TASK TO COMPLETE:
Show each line that has the string "plastikową" in it.

Items from a dataset:
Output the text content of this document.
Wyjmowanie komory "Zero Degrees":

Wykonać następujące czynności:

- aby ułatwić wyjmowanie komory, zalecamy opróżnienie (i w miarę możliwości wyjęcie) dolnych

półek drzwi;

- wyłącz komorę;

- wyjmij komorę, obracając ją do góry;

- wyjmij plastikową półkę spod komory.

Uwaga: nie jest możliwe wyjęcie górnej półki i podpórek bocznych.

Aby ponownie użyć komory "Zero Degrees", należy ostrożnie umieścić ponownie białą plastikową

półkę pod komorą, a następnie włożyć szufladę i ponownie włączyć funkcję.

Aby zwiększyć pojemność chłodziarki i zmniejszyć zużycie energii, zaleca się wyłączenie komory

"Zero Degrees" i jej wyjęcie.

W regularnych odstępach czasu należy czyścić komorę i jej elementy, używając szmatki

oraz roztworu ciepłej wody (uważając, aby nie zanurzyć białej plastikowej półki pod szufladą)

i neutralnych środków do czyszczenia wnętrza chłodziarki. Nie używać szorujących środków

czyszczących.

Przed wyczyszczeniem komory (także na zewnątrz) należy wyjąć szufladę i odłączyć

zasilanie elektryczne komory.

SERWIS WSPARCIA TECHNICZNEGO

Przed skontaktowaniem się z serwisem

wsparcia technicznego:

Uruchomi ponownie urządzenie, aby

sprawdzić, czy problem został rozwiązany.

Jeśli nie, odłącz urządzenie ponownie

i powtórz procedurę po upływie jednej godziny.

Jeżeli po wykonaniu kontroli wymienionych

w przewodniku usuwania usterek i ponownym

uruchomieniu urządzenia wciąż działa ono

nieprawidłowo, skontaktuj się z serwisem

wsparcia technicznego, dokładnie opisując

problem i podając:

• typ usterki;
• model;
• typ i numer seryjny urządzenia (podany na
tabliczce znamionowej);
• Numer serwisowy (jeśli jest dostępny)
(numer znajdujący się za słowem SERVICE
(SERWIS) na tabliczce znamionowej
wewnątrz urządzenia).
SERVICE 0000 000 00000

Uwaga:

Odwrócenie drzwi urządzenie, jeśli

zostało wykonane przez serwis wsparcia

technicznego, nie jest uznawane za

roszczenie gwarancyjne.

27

SOLUTION FOR THIS EXERCISE:
- wyjmij plastikową półkę spod komory.
Aby ponownie użyć komory "Zero Degrees", należy ostrożnie umieścić ponownie białą plastikową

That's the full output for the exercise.